Return every record verbatim.

== Dataset ==
——
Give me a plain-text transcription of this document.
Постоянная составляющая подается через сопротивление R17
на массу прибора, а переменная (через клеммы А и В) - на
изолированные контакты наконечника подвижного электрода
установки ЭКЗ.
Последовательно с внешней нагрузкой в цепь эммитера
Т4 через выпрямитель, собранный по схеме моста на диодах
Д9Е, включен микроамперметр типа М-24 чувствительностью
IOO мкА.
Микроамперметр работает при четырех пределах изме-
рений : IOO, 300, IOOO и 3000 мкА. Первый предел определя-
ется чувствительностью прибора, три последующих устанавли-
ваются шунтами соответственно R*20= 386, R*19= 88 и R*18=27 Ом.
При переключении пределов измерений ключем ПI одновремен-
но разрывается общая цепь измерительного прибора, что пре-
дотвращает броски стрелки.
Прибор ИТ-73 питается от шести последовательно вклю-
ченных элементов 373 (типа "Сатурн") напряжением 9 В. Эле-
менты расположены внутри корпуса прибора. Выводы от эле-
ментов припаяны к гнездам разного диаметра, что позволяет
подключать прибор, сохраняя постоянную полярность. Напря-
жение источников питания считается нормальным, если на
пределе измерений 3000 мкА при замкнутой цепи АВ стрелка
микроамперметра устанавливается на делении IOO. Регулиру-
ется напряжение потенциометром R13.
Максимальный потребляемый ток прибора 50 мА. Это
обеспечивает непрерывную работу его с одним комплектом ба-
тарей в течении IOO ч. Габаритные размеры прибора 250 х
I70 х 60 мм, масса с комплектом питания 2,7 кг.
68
——
== Response ==
Give me a plain-text transcription of this document.
Постоянная составляющая подается через сопротивление R17
на массу прибора, а переменная (через клеммы А и В) - на
изолированные контакты наконечника подвижного электрода
установки ЭКЗ.
Последовательно с внешней нагрузкой в цепь эммитера
Т4 через выпрямитель, собранный по схеме моста на диодах
Д9Е, включен микроамперметр типа М-24 чувствительностью
IOO мкА.
Микроамперметр работает при четырех пределах изме-
рений : IOO, 300, IOOO и 3000 мкА. Первый предел определя-
ется чувствительностью прибора, три последующих устанавли-
ваются шунтами соответственно R*20= 386, R*19= 88 и R*18=27 Ом.
При переключении пределов измерений ключем ПI одновремен-
но разрывается общая цепь измерительного прибора, что пре-
дотвращает броски стрелки.
Прибор ИТ-73 питается от шести последовательно вклю-
ченных элементов 373 (типа "Сатурн") напряжением 9 В. Эле-
менты расположены внутри корпуса прибора. Выводы от эле-
ментов припаяны к гнездам разного диаметра, что позволяет
подключать прибор, сохраняя постоянную полярность. Напря-
жение источников питания считается нормальным, если на
пределе измерений 3000 мкА при замкнутой цепи АВ стрелка
микроамперметра устанавливается на делении IOO. Регулиру-
ется напряжение потенциометром R13.
Максимальный потребляемый ток прибора 50 мА. Это
обеспечивает непрерывную работу его с одним комплектом ба-
тарей в течении IOO ч. Габаритные размеры прибора 250 х
I70 х 60 мм, масса с комплектом питания 2,7 кг.
68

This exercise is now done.